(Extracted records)
»»

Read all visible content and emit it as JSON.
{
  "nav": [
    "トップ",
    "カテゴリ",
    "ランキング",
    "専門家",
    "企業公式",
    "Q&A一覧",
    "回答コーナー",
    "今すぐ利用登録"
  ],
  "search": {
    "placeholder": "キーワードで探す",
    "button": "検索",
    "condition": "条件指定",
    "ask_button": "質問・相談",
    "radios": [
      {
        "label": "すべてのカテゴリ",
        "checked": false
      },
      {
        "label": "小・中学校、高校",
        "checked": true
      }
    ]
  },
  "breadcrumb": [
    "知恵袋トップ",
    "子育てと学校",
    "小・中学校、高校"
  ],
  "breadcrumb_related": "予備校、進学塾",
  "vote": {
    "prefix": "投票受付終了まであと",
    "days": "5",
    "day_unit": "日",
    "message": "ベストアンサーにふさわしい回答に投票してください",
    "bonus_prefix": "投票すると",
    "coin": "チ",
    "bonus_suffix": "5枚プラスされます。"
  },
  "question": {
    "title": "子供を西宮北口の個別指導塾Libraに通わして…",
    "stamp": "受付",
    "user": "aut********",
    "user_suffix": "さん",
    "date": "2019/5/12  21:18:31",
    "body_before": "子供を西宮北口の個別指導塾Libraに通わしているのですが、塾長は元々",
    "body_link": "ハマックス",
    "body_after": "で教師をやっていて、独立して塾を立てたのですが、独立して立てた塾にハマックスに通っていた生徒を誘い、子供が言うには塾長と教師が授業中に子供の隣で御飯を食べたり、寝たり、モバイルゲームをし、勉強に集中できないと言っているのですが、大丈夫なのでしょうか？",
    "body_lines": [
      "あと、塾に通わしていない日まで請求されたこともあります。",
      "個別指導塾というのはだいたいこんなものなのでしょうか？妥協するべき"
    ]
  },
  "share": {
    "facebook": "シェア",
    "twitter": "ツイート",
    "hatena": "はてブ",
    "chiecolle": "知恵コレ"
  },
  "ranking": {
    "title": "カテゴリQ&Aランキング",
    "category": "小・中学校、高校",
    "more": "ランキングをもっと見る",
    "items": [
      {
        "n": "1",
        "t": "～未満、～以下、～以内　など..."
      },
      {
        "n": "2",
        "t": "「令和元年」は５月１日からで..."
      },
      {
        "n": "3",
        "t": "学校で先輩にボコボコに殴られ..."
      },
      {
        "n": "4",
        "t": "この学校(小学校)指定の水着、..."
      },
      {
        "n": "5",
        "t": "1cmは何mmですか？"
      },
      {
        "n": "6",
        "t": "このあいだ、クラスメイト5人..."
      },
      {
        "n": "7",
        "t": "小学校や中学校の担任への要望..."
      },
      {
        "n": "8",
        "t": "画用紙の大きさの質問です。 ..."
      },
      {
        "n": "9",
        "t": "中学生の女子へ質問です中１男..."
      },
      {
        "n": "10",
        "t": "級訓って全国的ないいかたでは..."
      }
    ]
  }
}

««

Set task -
Copy every record above exactly as it appears.

Correct result -
Read all visible content and emit it as JSON.
{
  "nav": [
    "トップ",
    "カテゴリ",
    "ランキング",
    "専門家",
    "企業公式",
    "Q&A一覧",
    "回答コーナー",
    "今すぐ利用登録"
  ],
  "search": {
    "placeholder": "キーワードで探す",
    "button": "検索",
    "condition": "条件指定",
    "ask_button": "質問・相談",
    "radios": [
      {
        "label": "すべてのカテゴリ",
        "checked": false
      },
      {
        "label": "小・中学校、高校",
        "checked": true
      }
    ]
  },
  "breadcrumb": [
    "知恵袋トップ",
    "子育てと学校",
    "小・中学校、高校"
  ],
  "breadcrumb_related": "予備校、進学塾",
  "vote": {
    "prefix": "投票受付終了まであと",
    "days": "5",
    "day_unit": "日",
    "message": "ベストアンサーにふさわしい回答に投票してください",
    "bonus_prefix": "投票すると",
    "coin": "チ",
    "bonus_suffix": "5枚プラスされます。"
  },
  "question": {
    "title": "子供を西宮北口の個別指導塾Libraに通わして…",
    "stamp": "受付",
    "user": "aut********",
    "user_suffix": "さん",
    "date": "2019/5/12  21:18:31",
    "body_before": "子供を西宮北口の個別指導塾Libraに通わしているのですが、塾長は元々",
    "body_link": "ハマックス",
    "body_after": "で教師をやっていて、独立して塾を立てたのですが、独立して立てた塾にハマックスに通っていた生徒を誘い、子供が言うには塾長と教師が授業中に子供の隣で御飯を食べたり、寝たり、モバイルゲームをし、勉強に集中できないと言っているのですが、大丈夫なのでしょうか？",
    "body_lines": [
      "あと、塾に通わしていない日まで請求されたこともあります。",
      "個別指導塾というのはだいたいこんなものなのでしょうか？妥協するべき"
    ]
  },
  "share": {
    "facebook": "シェア",
    "twitter": "ツイート",
    "hatena": "はてブ",
    "chiecolle": "知恵コレ"
  },
  "ranking": {
    "title": "カテゴリQ&Aランキング",
    "category": "小・中学校、高校",
    "more": "ランキングをもっと見る",
    "items": [
      {
        "n": "1",
        "t": "～未満、～以下、～以内　など..."
      },
      {
        "n": "2",
        "t": "「令和元年」は５月１日からで..."
      },
      {
        "n": "3",
        "t": "学校で先輩にボコボコに殴られ..."
      },
      {
        "n": "4",
        "t": "この学校(小学校)指定の水着、..."
      },
      {
        "n": "5",
        "t": "1cmは何mmですか？"
      },
      {
        "n": "6",
        "t": "このあいだ、クラスメイト5人..."
      },
      {
        "n": "7",
        "t": "小学校や中学校の担任への要望..."
      },
      {
        "n": "8",
        "t": "画用紙の大きさの質問です。 ..."
      },
      {
        "n": "9",
        "t": "中学生の女子へ質問です中１男..."
      },
      {
        "n": "10",
        "t": "級訓って全国的ないいかたでは..."
      }
    ]
  }
}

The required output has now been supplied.